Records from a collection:
## start
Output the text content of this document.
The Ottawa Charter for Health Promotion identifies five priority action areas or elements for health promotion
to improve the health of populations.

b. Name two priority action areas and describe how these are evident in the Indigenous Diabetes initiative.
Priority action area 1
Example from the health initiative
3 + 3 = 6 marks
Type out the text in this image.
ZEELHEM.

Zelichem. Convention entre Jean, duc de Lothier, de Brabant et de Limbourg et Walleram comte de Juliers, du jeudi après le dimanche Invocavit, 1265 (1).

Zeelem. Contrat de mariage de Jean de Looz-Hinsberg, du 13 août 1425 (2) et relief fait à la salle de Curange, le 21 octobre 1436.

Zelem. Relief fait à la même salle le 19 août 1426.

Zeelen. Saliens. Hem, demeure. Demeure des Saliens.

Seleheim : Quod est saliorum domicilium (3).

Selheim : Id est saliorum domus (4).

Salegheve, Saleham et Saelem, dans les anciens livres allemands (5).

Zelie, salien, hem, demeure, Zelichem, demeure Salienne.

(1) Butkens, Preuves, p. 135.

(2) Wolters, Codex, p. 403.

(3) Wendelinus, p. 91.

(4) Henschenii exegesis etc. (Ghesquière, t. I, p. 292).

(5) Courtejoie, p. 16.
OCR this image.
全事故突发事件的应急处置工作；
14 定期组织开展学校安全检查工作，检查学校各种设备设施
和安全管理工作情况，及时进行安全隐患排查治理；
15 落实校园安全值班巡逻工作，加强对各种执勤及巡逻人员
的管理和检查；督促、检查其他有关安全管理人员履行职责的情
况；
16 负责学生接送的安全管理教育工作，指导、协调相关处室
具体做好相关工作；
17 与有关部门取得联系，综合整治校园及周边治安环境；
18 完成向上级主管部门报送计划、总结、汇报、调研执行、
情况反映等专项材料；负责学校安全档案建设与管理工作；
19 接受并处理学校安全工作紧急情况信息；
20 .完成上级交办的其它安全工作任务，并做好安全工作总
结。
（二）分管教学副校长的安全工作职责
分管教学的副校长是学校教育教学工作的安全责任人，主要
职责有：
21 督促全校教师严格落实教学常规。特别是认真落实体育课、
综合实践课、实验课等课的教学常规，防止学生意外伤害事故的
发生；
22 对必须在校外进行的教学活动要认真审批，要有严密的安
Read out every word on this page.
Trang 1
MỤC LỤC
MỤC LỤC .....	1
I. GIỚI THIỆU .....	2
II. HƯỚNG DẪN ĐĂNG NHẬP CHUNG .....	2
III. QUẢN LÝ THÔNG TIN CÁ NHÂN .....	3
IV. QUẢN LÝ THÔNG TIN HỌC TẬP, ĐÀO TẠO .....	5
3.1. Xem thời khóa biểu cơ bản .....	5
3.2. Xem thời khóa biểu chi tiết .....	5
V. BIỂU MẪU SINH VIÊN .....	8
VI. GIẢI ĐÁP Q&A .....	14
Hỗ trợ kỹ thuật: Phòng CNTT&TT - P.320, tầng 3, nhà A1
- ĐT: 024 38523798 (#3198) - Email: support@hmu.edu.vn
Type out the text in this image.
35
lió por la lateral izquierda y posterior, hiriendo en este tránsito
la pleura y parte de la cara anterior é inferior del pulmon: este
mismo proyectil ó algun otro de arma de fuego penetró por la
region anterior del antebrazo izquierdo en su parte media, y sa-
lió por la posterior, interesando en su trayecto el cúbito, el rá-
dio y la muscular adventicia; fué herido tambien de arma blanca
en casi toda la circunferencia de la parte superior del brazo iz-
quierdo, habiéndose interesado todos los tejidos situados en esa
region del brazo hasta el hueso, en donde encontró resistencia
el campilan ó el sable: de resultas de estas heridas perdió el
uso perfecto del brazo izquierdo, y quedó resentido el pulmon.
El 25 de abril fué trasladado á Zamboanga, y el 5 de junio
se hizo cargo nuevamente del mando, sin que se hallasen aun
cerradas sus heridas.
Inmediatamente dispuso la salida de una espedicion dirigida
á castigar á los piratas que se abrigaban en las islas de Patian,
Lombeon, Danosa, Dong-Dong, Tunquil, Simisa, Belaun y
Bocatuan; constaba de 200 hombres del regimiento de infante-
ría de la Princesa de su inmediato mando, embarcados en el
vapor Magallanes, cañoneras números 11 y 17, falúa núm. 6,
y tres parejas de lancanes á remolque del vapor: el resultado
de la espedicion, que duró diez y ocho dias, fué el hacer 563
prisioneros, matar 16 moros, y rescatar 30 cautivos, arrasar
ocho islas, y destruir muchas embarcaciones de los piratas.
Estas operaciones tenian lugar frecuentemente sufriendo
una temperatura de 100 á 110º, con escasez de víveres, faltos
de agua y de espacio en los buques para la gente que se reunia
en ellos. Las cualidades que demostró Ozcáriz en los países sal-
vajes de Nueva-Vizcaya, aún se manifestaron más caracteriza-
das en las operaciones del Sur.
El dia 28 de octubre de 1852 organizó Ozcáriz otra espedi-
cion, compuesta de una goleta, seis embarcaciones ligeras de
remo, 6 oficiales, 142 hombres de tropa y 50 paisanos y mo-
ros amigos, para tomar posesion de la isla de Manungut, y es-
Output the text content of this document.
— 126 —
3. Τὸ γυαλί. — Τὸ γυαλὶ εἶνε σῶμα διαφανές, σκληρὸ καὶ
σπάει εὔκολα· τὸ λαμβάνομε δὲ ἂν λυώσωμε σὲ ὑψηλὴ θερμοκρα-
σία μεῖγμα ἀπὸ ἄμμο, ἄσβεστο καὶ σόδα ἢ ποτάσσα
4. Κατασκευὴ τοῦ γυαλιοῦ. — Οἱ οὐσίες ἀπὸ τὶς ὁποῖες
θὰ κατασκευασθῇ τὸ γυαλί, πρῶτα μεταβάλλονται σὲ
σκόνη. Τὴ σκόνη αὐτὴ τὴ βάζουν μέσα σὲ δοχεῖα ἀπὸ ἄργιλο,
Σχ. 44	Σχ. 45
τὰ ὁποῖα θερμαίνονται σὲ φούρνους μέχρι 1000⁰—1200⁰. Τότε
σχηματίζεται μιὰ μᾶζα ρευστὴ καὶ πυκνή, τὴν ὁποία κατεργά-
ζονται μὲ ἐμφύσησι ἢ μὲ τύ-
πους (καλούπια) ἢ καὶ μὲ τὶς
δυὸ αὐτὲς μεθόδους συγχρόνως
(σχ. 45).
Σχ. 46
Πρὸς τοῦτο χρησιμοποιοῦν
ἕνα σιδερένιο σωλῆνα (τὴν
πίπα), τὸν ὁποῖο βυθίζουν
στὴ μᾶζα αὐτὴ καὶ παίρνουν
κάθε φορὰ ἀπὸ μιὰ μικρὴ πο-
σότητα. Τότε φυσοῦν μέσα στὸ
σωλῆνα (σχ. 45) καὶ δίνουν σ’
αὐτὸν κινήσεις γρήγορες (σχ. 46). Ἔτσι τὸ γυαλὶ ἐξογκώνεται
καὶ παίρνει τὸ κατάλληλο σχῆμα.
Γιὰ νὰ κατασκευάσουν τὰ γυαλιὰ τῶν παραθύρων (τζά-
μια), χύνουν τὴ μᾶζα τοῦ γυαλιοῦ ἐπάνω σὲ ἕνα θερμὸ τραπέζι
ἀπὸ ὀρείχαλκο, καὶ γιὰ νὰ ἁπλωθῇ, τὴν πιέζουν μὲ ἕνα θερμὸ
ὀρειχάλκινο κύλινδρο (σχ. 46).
## end
■ REQUIRED TASK
Your task is to retype all the records above with nothing left out.

■ RESULT
Output the text content of this document.
The Ottawa Charter for Health Promotion identifies five priority action areas or elements for health promotion
to improve the health of populations.

b. Name two priority action areas and describe how these are evident in the Indigenous Diabetes initiative.
Priority action area 1
Example from the health initiative
3 + 3 = 6 marks
Type out the text in this image.
ZEELHEM.

Zelichem. Convention entre Jean, duc de Lothier, de Brabant et de Limbourg et Walleram comte de Juliers, du jeudi après le dimanche Invocavit, 1265 (1).

Zeelem. Contrat de mariage de Jean de Looz-Hinsberg, du 13 août 1425 (2) et relief fait à la salle de Curange, le 21 octobre 1436.

Zelem. Relief fait à la même salle le 19 août 1426.

Zeelen. Saliens. Hem, demeure. Demeure des Saliens.

Seleheim : Quod est saliorum domicilium (3).

Selheim : Id est saliorum domus (4).

Salegheve, Saleham et Saelem, dans les anciens livres allemands (5).

Zelie, salien, hem, demeure, Zelichem, demeure Salienne.

(1) Butkens, Preuves, p. 135.

(2) Wolters, Codex, p. 403.

(3) Wendelinus, p. 91.

(4) Henschenii exegesis etc. (Ghesquière, t. I, p. 292).

(5) Courtejoie, p. 16.
OCR this image.
全事故突发事件的应急处置工作；
14 定期组织开展学校安全检查工作，检查学校各种设备设施
和安全管理工作情况，及时进行安全隐患排查治理；
15 落实校园安全值班巡逻工作，加强对各种执勤及巡逻人员
的管理和检查；督促、检查其他有关安全管理人员履行职责的情
况；
16 负责学生接送的安全管理教育工作，指导、协调相关处室
具体做好相关工作；
17 与有关部门取得联系，综合整治校园及周边治安环境；
18 完成向上级主管部门报送计划、总结、汇报、调研执行、
情况反映等专项材料；负责学校安全档案建设与管理工作；
19 接受并处理学校安全工作紧急情况信息；
20 .完成上级交办的其它安全工作任务，并做好安全工作总
结。
（二）分管教学副校长的安全工作职责
分管教学的副校长是学校教育教学工作的安全责任人，主要
职责有：
21 督促全校教师严格落实教学常规。特别是认真落实体育课、
综合实践课、实验课等课的教学常规，防止学生意外伤害事故的
发生；
22 对必须在校外进行的教学活动要认真审批，要有严密的安
Read out every word on this page.
Trang 1
MỤC LỤC
MỤC LỤC .....	1
I. GIỚI THIỆU .....	2
II. HƯỚNG DẪN ĐĂNG NHẬP CHUNG .....	2
III. QUẢN LÝ THÔNG TIN CÁ NHÂN .....	3
IV. QUẢN LÝ THÔNG TIN HỌC TẬP, ĐÀO TẠO .....	5
3.1. Xem thời khóa biểu cơ bản .....	5
3.2. Xem thời khóa biểu chi tiết .....	5
V. BIỂU MẪU SINH VIÊN .....	8
VI. GIẢI ĐÁP Q&A .....	14
Hỗ trợ kỹ thuật: Phòng CNTT&TT - P.320, tầng 3, nhà A1
- ĐT: 024 38523798 (#3198) - Email: support@hmu.edu.vn
Type out the text in this image.
35
lió por la lateral izquierda y posterior, hiriendo en este tránsito
la pleura y parte de la cara anterior é inferior del pulmon: este
mismo proyectil ó algun otro de arma de fuego penetró por la
region anterior del antebrazo izquierdo en su parte media, y sa-
lió por la posterior, interesando en su trayecto el cúbito, el rá-
dio y la muscular adventicia; fué herido tambien de arma blanca
en casi toda la circunferencia de la parte superior del brazo iz-
quierdo, habiéndose interesado todos los tejidos situados en esa
region del brazo hasta el hueso, en donde encontró resistencia
el campilan ó el sable: de resultas de estas heridas perdió el
uso perfecto del brazo izquierdo, y quedó resentido el pulmon.
El 25 de abril fué trasladado á Zamboanga, y el 5 de junio
se hizo cargo nuevamente del mando, sin que se hallasen aun
cerradas sus heridas.
Inmediatamente dispuso la salida de una espedicion dirigida
á castigar á los piratas que se abrigaban en las islas de Patian,
Lombeon, Danosa, Dong-Dong, Tunquil, Simisa, Belaun y
Bocatuan; constaba de 200 hombres del regimiento de infante-
ría de la Princesa de su inmediato mando, embarcados en el
vapor Magallanes, cañoneras números 11 y 17, falúa núm. 6,
y tres parejas de lancanes á remolque del vapor: el resultado
de la espedicion, que duró diez y ocho dias, fué el hacer 563
prisioneros, matar 16 moros, y rescatar 30 cautivos, arrasar
ocho islas, y destruir muchas embarcaciones de los piratas.
Estas operaciones tenian lugar frecuentemente sufriendo
una temperatura de 100 á 110º, con escasez de víveres, faltos
de agua y de espacio en los buques para la gente que se reunia
en ellos. Las cualidades que demostró Ozcáriz en los países sal-
vajes de Nueva-Vizcaya, aún se manifestaron más caracteriza-
das en las operaciones del Sur.
El dia 28 de octubre de 1852 organizó Ozcáriz otra espedi-
cion, compuesta de una goleta, seis embarcaciones ligeras de
remo, 6 oficiales, 142 hombres de tropa y 50 paisanos y mo-
ros amigos, para tomar posesion de la isla de Manungut, y es-
Output the text content of this document.
— 126 —
3. Τὸ γυαλί. — Τὸ γυαλὶ εἶνε σῶμα διαφανές, σκληρὸ καὶ
σπάει εὔκολα· τὸ λαμβάνομε δὲ ἂν λυώσωμε σὲ ὑψηλὴ θερμοκρα-
σία μεῖγμα ἀπὸ ἄμμο, ἄσβεστο καὶ σόδα ἢ ποτάσσα
4. Κατασκευὴ τοῦ γυαλιοῦ. — Οἱ οὐσίες ἀπὸ τὶς ὁποῖες
θὰ κατασκευασθῇ τὸ γυαλί, πρῶτα μεταβάλλονται σὲ
σκόνη. Τὴ σκόνη αὐτὴ τὴ βάζουν μέσα σὲ δοχεῖα ἀπὸ ἄργιλο,
Σχ. 44	Σχ. 45
τὰ ὁποῖα θερμαίνονται σὲ φούρνους μέχρι 1000⁰—1200⁰. Τότε
σχηματίζεται μιὰ μᾶζα ρευστὴ καὶ πυκνή, τὴν ὁποία κατεργά-
ζονται μὲ ἐμφύσησι ἢ μὲ τύ-
πους (καλούπια) ἢ καὶ μὲ τὶς
δυὸ αὐτὲς μεθόδους συγχρόνως
(σχ. 45).
Σχ. 46
Πρὸς τοῦτο χρησιμοποιοῦν
ἕνα σιδερένιο σωλῆνα (τὴν
πίπα), τὸν ὁποῖο βυθίζουν
στὴ μᾶζα αὐτὴ καὶ παίρνουν
κάθε φορὰ ἀπὸ μιὰ μικρὴ πο-
σότητα. Τότε φυσοῦν μέσα στὸ
σωλῆνα (σχ. 45) καὶ δίνουν σ’
αὐτὸν κινήσεις γρήγορες (σχ. 46). Ἔτσι τὸ γυαλὶ ἐξογκώνεται
καὶ παίρνει τὸ κατάλληλο σχῆμα.
Γιὰ νὰ κατασκευάσουν τὰ γυαλιὰ τῶν παραθύρων (τζά-
μια), χύνουν τὴ μᾶζα τοῦ γυαλιοῦ ἐπάνω σὲ ἕνα θερμὸ τραπέζι
ἀπὸ ὀρείχαλκο, καὶ γιὰ νὰ ἁπλωθῇ, τὴν πιέζουν μὲ ἕνα θερμὸ
ὀρειχάλκινο κύλινδρο (σχ. 46).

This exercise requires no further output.